* What is being asked
Images are excluded; otherwise, output every record exactly.

^^^^

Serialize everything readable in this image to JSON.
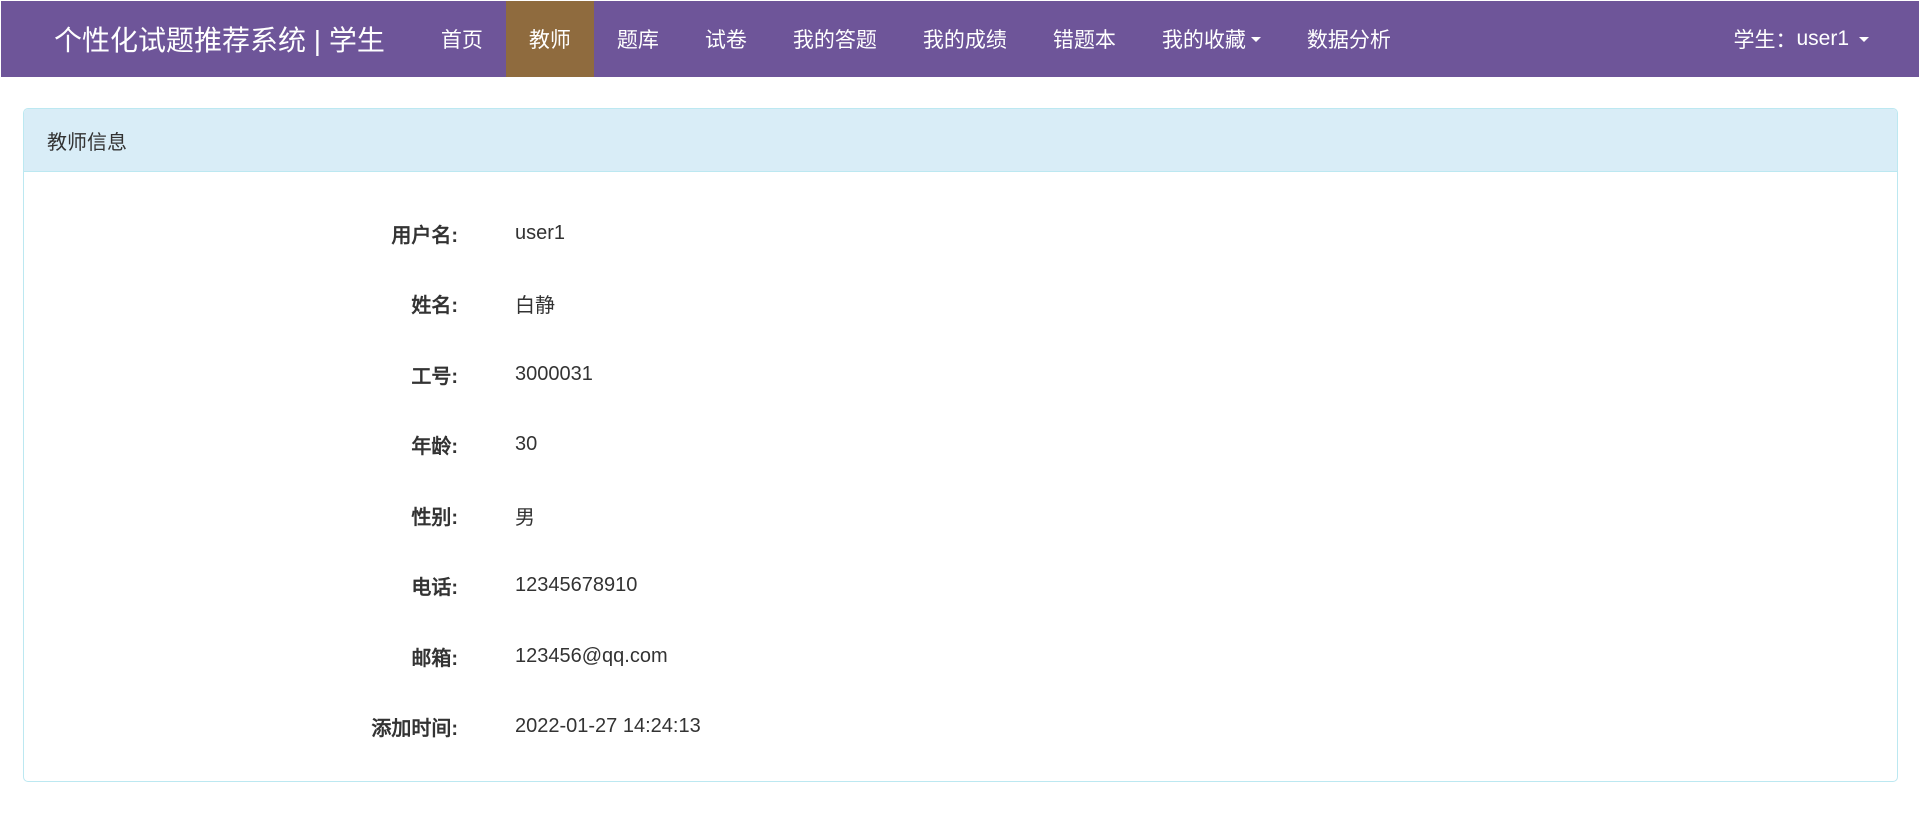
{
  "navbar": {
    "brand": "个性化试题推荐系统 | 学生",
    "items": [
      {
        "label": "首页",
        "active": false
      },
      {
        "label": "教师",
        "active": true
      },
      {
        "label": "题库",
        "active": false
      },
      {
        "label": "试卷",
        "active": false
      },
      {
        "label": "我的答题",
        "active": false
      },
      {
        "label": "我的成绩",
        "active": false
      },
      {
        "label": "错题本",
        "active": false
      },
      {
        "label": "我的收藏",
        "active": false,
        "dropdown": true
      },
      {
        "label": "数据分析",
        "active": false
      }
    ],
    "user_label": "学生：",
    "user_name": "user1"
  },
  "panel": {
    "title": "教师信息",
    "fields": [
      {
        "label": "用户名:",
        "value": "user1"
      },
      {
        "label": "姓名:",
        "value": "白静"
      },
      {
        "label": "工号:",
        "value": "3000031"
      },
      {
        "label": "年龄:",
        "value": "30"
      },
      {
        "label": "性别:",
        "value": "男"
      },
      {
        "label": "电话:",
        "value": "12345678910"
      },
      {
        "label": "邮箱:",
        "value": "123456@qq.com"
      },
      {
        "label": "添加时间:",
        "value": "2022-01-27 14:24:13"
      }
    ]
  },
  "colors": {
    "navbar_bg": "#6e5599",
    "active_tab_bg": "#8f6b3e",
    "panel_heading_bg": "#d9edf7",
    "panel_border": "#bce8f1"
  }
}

^^^^

* Exercise result
Serialize everything readable in this image to JSON.
{
  "navbar": {
    "brand": "个性化试题推荐系统 | 学生",
    "items": [
      {
        "label": "首页",
        "active": false
      },
      {
        "label": "教师",
        "active": true
      },
      {
        "label": "题库",
        "active": false
      },
      {
        "label": "试卷",
        "active": false
      },
      {
        "label": "我的答题",
        "active": false
      },
      {
        "label": "我的成绩",
        "active": false
      },
      {
        "label": "错题本",
        "active": false
      },
      {
        "label": "我的收藏",
        "active": false,
        "dropdown": true
      },
      {
        "label": "数据分析",
        "active": false
      }
    ],
    "user_label": "学生：",
    "user_name": "user1"
  },
  "panel": {
    "title": "教师信息",
    "fields": [
      {
        "label": "用户名:",
        "value": "user1"
      },
      {
        "label": "姓名:",
        "value": "白静"
      },
      {
        "label": "工号:",
        "value": "3000031"
      },
      {
        "label": "年龄:",
        "value": "30"
      },
      {
        "label": "性别:",
        "value": "男"
      },
      {
        "label": "电话:",
        "value": "12345678910"
      },
      {
        "label": "邮箱:",
        "value": "123456@qq.com"
      },
      {
        "label": "添加时间:",
        "value": "2022-01-27 14:24:13"
      }
    ]
  },
  "colors": {
    "navbar_bg": "#6e5599",
    "active_tab_bg": "#8f6b3e",
    "panel_heading_bg": "#d9edf7",
    "panel_border": "#bce8f1"
  }
}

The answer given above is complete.